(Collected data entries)
::::

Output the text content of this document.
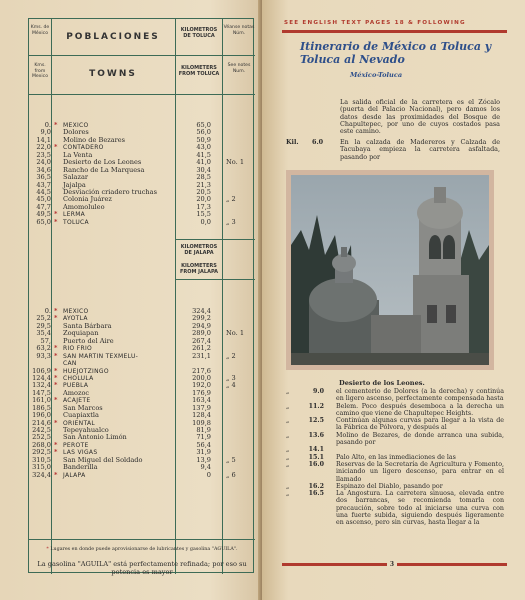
Kms. de México
Kms. from Mexico
POBLACIONES
TOWNS
KILOMETROS DE TOLUCA
KILOMETERS FROM TOLUCA
Véanse notas Núm.
See notes Num.
KILOMETROS DE JALAPA
KILOMETERS FROM JALAPA
0. * MEXICO	65,0
9,0 Dolores	56,0
14,1 Molino de Bezares	50,9
22,0 * CONTADERO	43,0
23,5 La Venta	41,5
24,0 Desierto de Los Leones	41,0 No. 1
34,6 Rancho de La Marquesa	30,4
36,5 Salazar	28,5
43,7 Jajalpa	21,3
44,5 Desviación criadero truchas	20,5
45,0 Colonia Juárez	20,0 „ 2
47,7 Amomoluleo	17,3
49,5 * LERMA	15,5
65,0 * TOLUCA	0,0 „ 3
0. * MEXICO	324,4
25,2 * AYOTLA	299,2
29,5 Santa Bárbara	294,9
35,4 Zoquiapan	289,0 No. 1
57, Puerto del Aire	267,4
63,2 * RIO FRIO	261,2
93,3 * SAN MARTIN TEXMELU-	231,1 „ 2
CAN
106,9 * HUEJOTZINGO	217,6
124,4 * CHOLULA	200,0 „ 3
132,4 * PUEBLA	192,0 „ 4
147,5 Amozoc	176,9
161,0 * ACAJETE	163,4
186,5 San Marcos	137,9
196,0 Cuapiaxtla	128,4
214,6 * ORIENTAL	109,8
242,5 Tepeyahualco	81,9
252,5 San Antonio Limón	71,9
268,0 * PEROTE	56,4
292,5 * LAS VIGAS	31,9
310,5 San Miguel del Soldado	13,9 „ 5
315,0 Banderilla	9,4
324,4 * JALAPA	0 „ 6
* Lugares en donde puede aprovisionarse de lubricantes y gasolina "AGUILA".
La gasolina "AGUILA" está perfectamente refinada; por eso su potencia es mayor
SEE ENGLISH TEXT PAGES 18 & FOLLOWING
Itinerario de México a Toluca y Toluca al Nevado
México-Toluca
La salida oficial de la carretera es el Zócalo (puerta del Palacio Nacional), pero damos los datos desde las proximidades del Bosque de Chapultepec, por uno de cuyos costados pasa este camino.
Kil.	6.0	En la calzada de Madereros y Calzada de Tacubaya empieza la carretera asfaltada, pasando por
Desierto de los Leones.
„	9.0 el cementerio de Dolores (a la derecha) y continúa en ligero ascenso, perfectamente compensada hasta
„	11.2 Belem. Poco después desemboca a la derecha un camino que viene de Chapultepec Heights.
„	12.5 Continúan algunas curvas para llegar a la vista de la Fábrica de Pólvora, y después al
„	13.6 Molino de Bezares, de donde arranca una subida, pasando por
„	14.1
„	15.1 Palo Alto, en las inmediaciones de las
„	16.0 Reservas de la Secretaría de Agricultura y Fomento, iniciando un ligero descenso, para entrar en el llamado
„	16.2 Espinazo del Diablo, pasando por
„	16.5 La Angostura. La carretera sinuosa, elevada entre dos barrancas, se recomienda tomarla con precaución, sobre todo al iniciarse una curva con una fuerte subida, siguiendo después ligeramente en ascenso, pero sin curvas, hasta llegar a la
3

::::

● Exercise details: Reproduce the entries above exactly. Do not include the images.

● Solution to the exercise:
Output the text content of this document.
Kms. de México
Kms. from Mexico
POBLACIONES
TOWNS
KILOMETROS DE TOLUCA
KILOMETERS FROM TOLUCA
Véanse notas Núm.
See notes Num.
KILOMETROS DE JALAPA
KILOMETERS FROM JALAPA
0. * MEXICO	65,0
9,0 Dolores	56,0
14,1 Molino de Bezares	50,9
22,0 * CONTADERO	43,0
23,5 La Venta	41,5
24,0 Desierto de Los Leones	41,0 No. 1
34,6 Rancho de La Marquesa	30,4
36,5 Salazar	28,5
43,7 Jajalpa	21,3
44,5 Desviación criadero truchas	20,5
45,0 Colonia Juárez	20,0 „ 2
47,7 Amomoluleo	17,3
49,5 * LERMA	15,5
65,0 * TOLUCA	0,0 „ 3
0. * MEXICO	324,4
25,2 * AYOTLA	299,2
29,5 Santa Bárbara	294,9
35,4 Zoquiapan	289,0 No. 1
57, Puerto del Aire	267,4
63,2 * RIO FRIO	261,2
93,3 * SAN MARTIN TEXMELU-	231,1 „ 2
CAN
106,9 * HUEJOTZINGO	217,6
124,4 * CHOLULA	200,0 „ 3
132,4 * PUEBLA	192,0 „ 4
147,5 Amozoc	176,9
161,0 * ACAJETE	163,4
186,5 San Marcos	137,9
196,0 Cuapiaxtla	128,4
214,6 * ORIENTAL	109,8
242,5 Tepeyahualco	81,9
252,5 San Antonio Limón	71,9
268,0 * PEROTE	56,4
292,5 * LAS VIGAS	31,9
310,5 San Miguel del Soldado	13,9 „ 5
315,0 Banderilla	9,4
324,4 * JALAPA	0 „ 6
* Lugares en donde puede aprovisionarse de lubricantes y gasolina "AGUILA".
La gasolina "AGUILA" está perfectamente refinada; por eso su potencia es mayor
SEE ENGLISH TEXT PAGES 18 & FOLLOWING
Itinerario de México a Toluca y Toluca al Nevado
México-Toluca
La salida oficial de la carretera es el Zócalo (puerta del Palacio Nacional), pero damos los datos desde las proximidades del Bosque de Chapultepec, por uno de cuyos costados pasa este camino.
Kil.	6.0	En la calzada de Madereros y Calzada de Tacubaya empieza la carretera asfaltada, pasando por
Desierto de los Leones.
„	9.0 el cementerio de Dolores (a la derecha) y continúa en ligero ascenso, perfectamente compensada hasta
„	11.2 Belem. Poco después desemboca a la derecha un camino que viene de Chapultepec Heights.
„	12.5 Continúan algunas curvas para llegar a la vista de la Fábrica de Pólvora, y después al
„	13.6 Molino de Bezares, de donde arranca una subida, pasando por
„	14.1
„	15.1 Palo Alto, en las inmediaciones de las
„	16.0 Reservas de la Secretaría de Agricultura y Fomento, iniciando un ligero descenso, para entrar en el llamado
„	16.2 Espinazo del Diablo, pasando por
„	16.5 La Angostura. La carretera sinuosa, elevada entre dos barrancas, se recomienda tomarla con precaución, sobre todo al iniciarse una curva con una fuerte subida, siguiendo después ligeramente en ascenso, pero sin curvas, hasta llegar a la
3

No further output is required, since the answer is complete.